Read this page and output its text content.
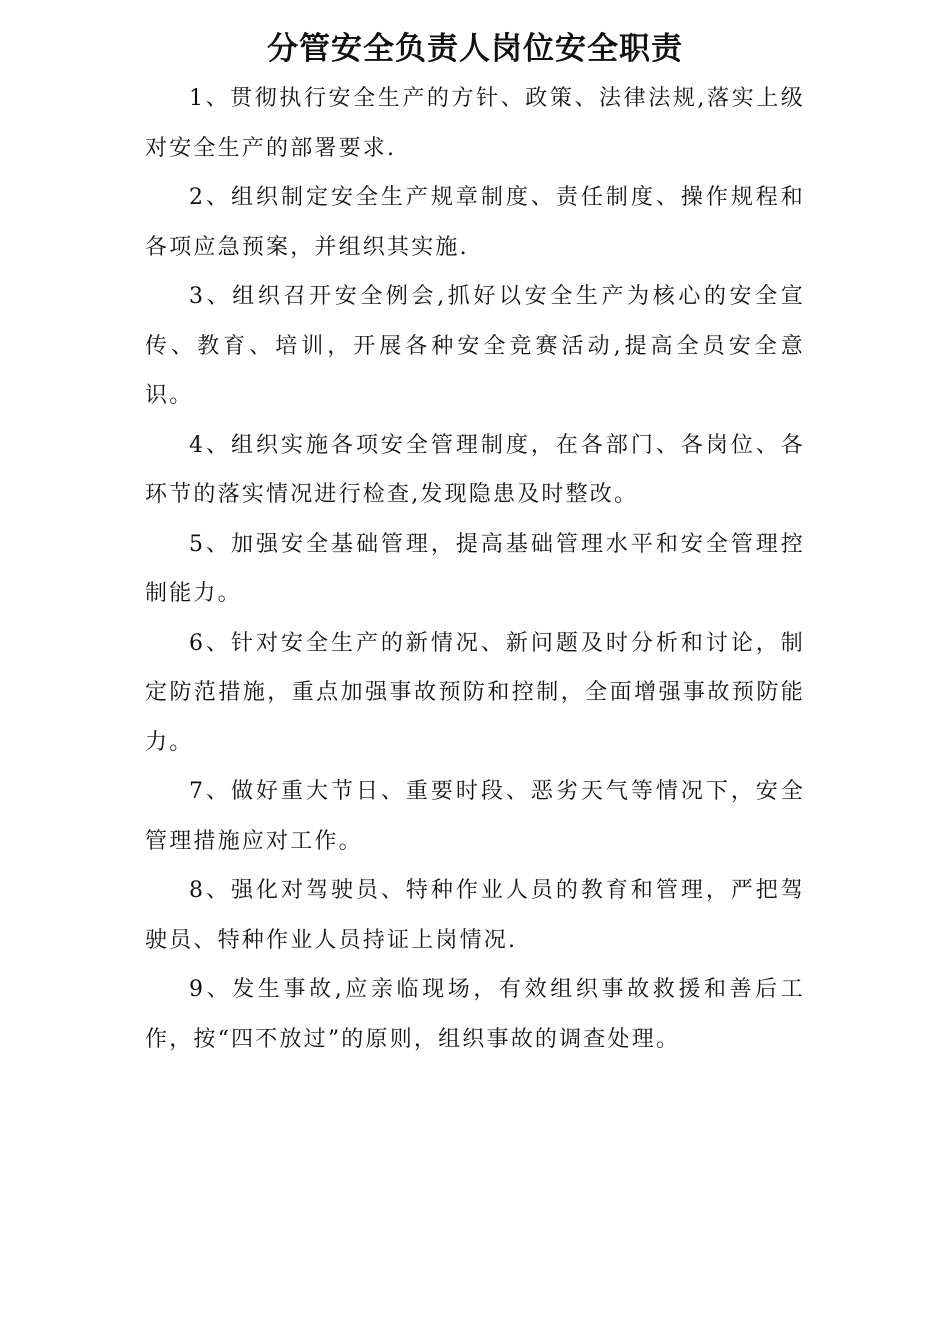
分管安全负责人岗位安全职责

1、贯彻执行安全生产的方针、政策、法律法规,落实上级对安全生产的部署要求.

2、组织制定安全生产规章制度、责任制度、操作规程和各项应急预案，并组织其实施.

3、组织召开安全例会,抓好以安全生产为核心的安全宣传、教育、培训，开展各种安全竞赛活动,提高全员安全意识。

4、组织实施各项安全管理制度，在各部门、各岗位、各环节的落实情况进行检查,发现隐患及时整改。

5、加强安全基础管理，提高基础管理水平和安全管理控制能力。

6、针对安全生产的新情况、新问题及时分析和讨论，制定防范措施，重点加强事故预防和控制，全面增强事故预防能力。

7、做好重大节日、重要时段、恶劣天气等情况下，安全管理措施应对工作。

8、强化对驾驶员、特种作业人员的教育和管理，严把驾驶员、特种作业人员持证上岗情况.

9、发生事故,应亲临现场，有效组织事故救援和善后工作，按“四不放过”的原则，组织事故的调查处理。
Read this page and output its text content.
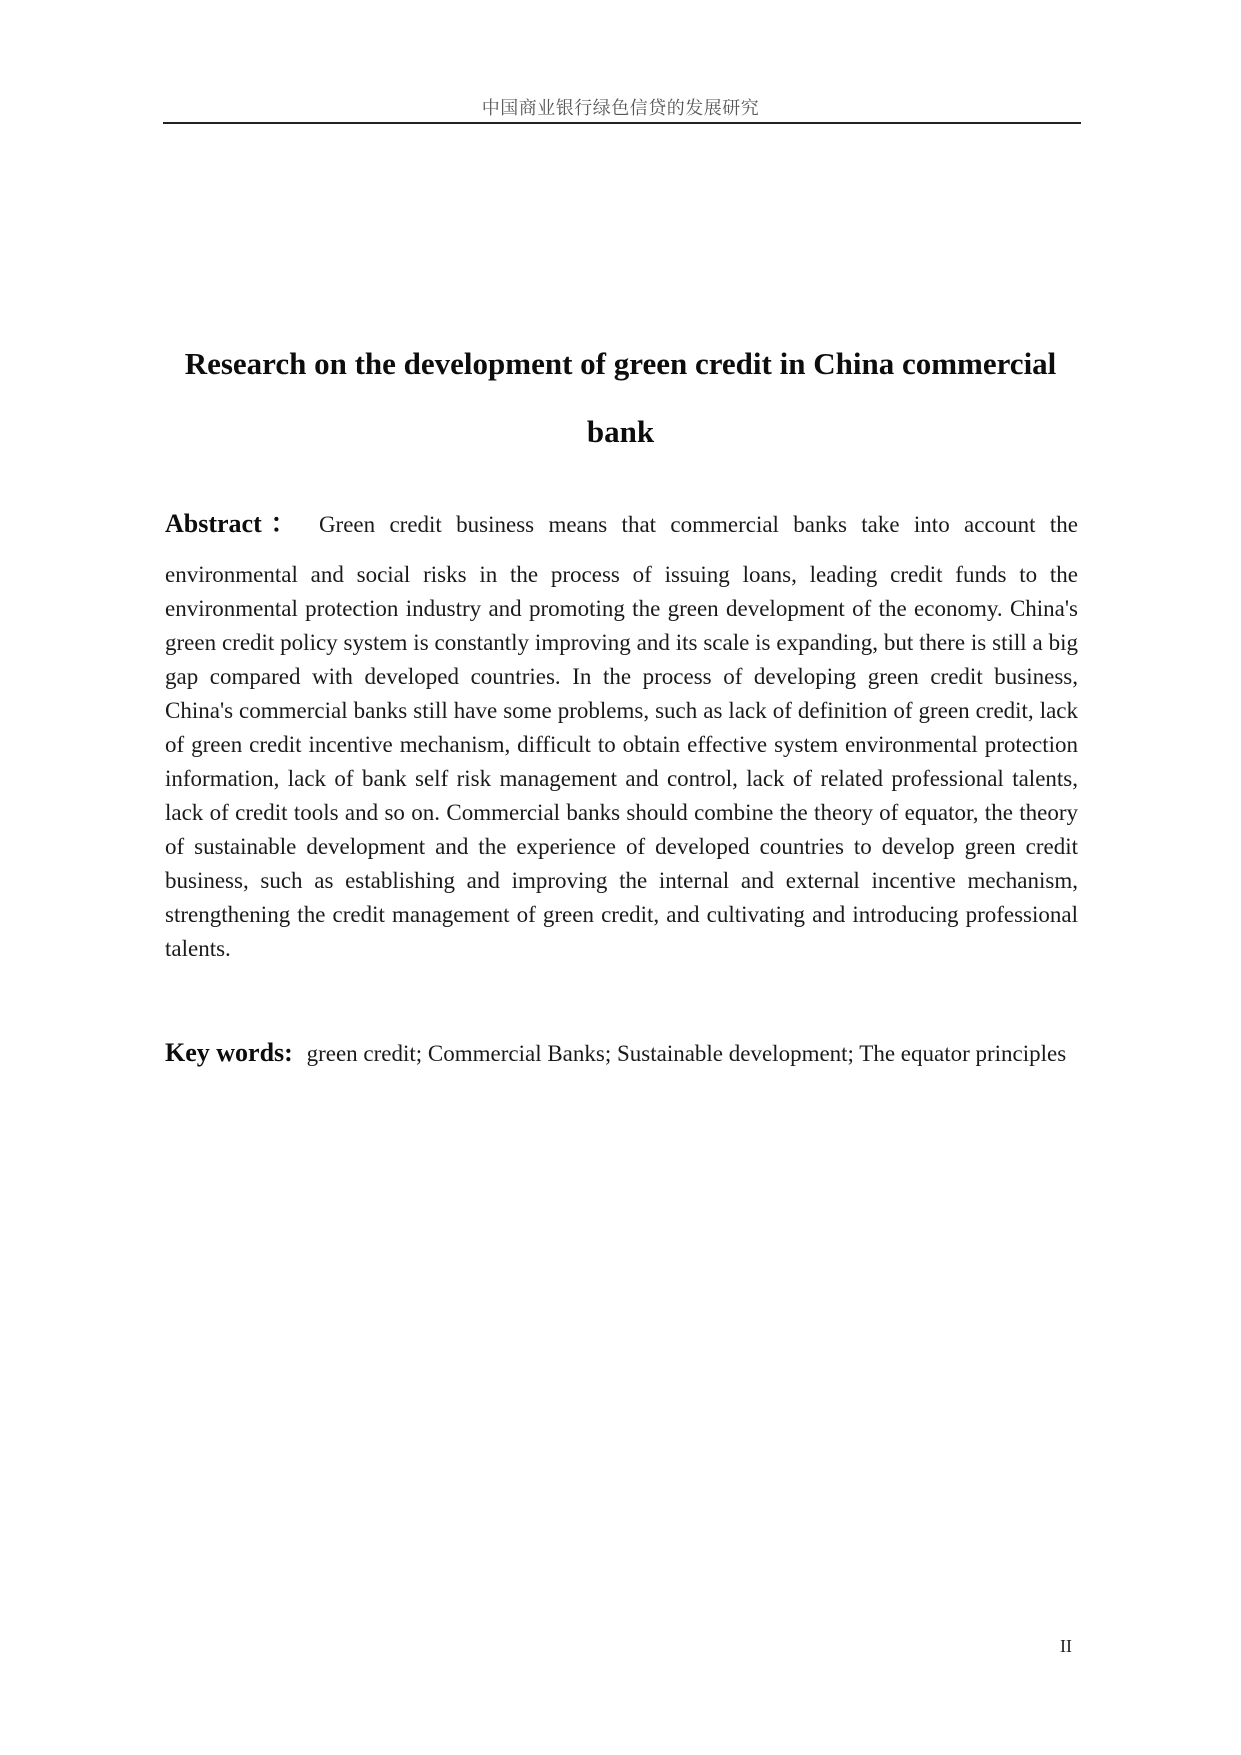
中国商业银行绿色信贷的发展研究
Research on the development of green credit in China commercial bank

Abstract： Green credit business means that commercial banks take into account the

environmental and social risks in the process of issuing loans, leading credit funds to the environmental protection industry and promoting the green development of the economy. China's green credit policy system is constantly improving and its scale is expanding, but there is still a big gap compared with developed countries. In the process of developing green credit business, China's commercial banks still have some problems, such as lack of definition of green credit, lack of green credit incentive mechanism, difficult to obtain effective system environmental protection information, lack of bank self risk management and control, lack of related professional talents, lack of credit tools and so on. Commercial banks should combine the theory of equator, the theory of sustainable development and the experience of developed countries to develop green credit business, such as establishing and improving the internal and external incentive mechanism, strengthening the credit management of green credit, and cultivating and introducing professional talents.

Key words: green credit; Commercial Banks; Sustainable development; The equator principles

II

OBJECTIVE:
Copy the whole listing above word for word but do not carry over the pictures.

ANSWER TO THE TASK:
Read this page and output its text content.
分管安全负责人岗位安全职责

1、贯彻执行安全生产的方针、政策、法律法规,落实上级对安全生产的部署要求.

2、组织制定安全生产规章制度、责任制度、操作规程和各项应急预案，并组织其实施.

3、组织召开安全例会,抓好以安全生产为核心的安全宣传、教育、培训，开展各种安全竞赛活动,提高全员安全意识。

4、组织实施各项安全管理制度，在各部门、各岗位、各环节的落实情况进行检查,发现隐患及时整改。

5、加强安全基础管理，提高基础管理水平和安全管理控制能力。

6、针对安全生产的新情况、新问题及时分析和讨论，制定防范措施，重点加强事故预防和控制，全面增强事故预防能力。

7、做好重大节日、重要时段、恶劣天气等情况下，安全管理措施应对工作。

8、强化对驾驶员、特种作业人员的教育和管理，严把驾驶员、特种作业人员持证上岗情况.

9、发生事故,应亲临现场，有效组织事故救援和善后工作，按“四不放过”的原则，组织事故的调查处理。
Read this page and output its text content.
中国商业银行绿色信贷的发展研究
Research on the development of green credit in China commercial bank

Abstract： Green credit business means that commercial banks take into account the

environmental and social risks in the process of issuing loans, leading credit funds to the environmental protection industry and promoting the green development of the economy. China's green credit policy system is constantly improving and its scale is expanding, but there is still a big gap compared with developed countries. In the process of developing green credit business, China's commercial banks still have some problems, such as lack of definition of green credit, lack of green credit incentive mechanism, difficult to obtain effective system environmental protection information, lack of bank self risk management and control, lack of related professional talents, lack of credit tools and so on. Commercial banks should combine the theory of equator, the theory of sustainable development and the experience of developed countries to develop green credit business, such as establishing and improving the internal and external incentive mechanism, strengthening the credit management of green credit, and cultivating and introducing professional talents.

Key words: green credit; Commercial Banks; Sustainable development; The equator principles

II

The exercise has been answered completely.